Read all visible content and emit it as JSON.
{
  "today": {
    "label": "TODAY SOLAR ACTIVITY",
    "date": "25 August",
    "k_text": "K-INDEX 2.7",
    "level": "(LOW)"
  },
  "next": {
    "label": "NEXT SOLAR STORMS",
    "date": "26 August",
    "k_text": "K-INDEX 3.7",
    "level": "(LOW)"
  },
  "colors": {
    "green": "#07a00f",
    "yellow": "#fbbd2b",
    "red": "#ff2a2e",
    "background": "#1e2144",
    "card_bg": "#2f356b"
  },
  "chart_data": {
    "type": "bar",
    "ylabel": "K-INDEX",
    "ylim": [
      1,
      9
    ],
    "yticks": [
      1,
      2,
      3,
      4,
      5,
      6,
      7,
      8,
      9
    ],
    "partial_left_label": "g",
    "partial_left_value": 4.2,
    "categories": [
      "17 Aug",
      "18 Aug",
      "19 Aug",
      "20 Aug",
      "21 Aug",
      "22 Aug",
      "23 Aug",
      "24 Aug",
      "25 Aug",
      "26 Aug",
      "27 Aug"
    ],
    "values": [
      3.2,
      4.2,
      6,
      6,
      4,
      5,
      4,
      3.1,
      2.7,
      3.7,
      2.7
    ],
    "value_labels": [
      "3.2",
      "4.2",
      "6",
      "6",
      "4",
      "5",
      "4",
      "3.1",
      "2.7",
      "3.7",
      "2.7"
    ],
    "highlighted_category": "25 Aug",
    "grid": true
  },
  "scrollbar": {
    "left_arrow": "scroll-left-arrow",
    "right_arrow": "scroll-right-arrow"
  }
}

- [Written exercise]: Restate every entry word for word.

- [Exercise result]:
Read all visible content and emit it as JSON.
{
  "today": {
    "label": "TODAY SOLAR ACTIVITY",
    "date": "25 August",
    "k_text": "K-INDEX 2.7",
    "level": "(LOW)"
  },
  "next": {
    "label": "NEXT SOLAR STORMS",
    "date": "26 August",
    "k_text": "K-INDEX 3.7",
    "level": "(LOW)"
  },
  "colors": {
    "green": "#07a00f",
    "yellow": "#fbbd2b",
    "red": "#ff2a2e",
    "background": "#1e2144",
    "card_bg": "#2f356b"
  },
  "chart_data": {
    "type": "bar",
    "ylabel": "K-INDEX",
    "ylim": [
      1,
      9
    ],
    "yticks": [
      1,
      2,
      3,
      4,
      5,
      6,
      7,
      8,
      9
    ],
    "partial_left_label": "g",
    "partial_left_value": 4.2,
    "categories": [
      "17 Aug",
      "18 Aug",
      "19 Aug",
      "20 Aug",
      "21 Aug",
      "22 Aug",
      "23 Aug",
      "24 Aug",
      "25 Aug",
      "26 Aug",
      "27 Aug"
    ],
    "values": [
      3.2,
      4.2,
      6,
      6,
      4,
      5,
      4,
      3.1,
      2.7,
      3.7,
      2.7
    ],
    "value_labels": [
      "3.2",
      "4.2",
      "6",
      "6",
      "4",
      "5",
      "4",
      "3.1",
      "2.7",
      "3.7",
      "2.7"
    ],
    "highlighted_category": "25 Aug",
    "grid": true
  },
  "scrollbar": {
    "left_arrow": "scroll-left-arrow",
    "right_arrow": "scroll-right-arrow"
  }
}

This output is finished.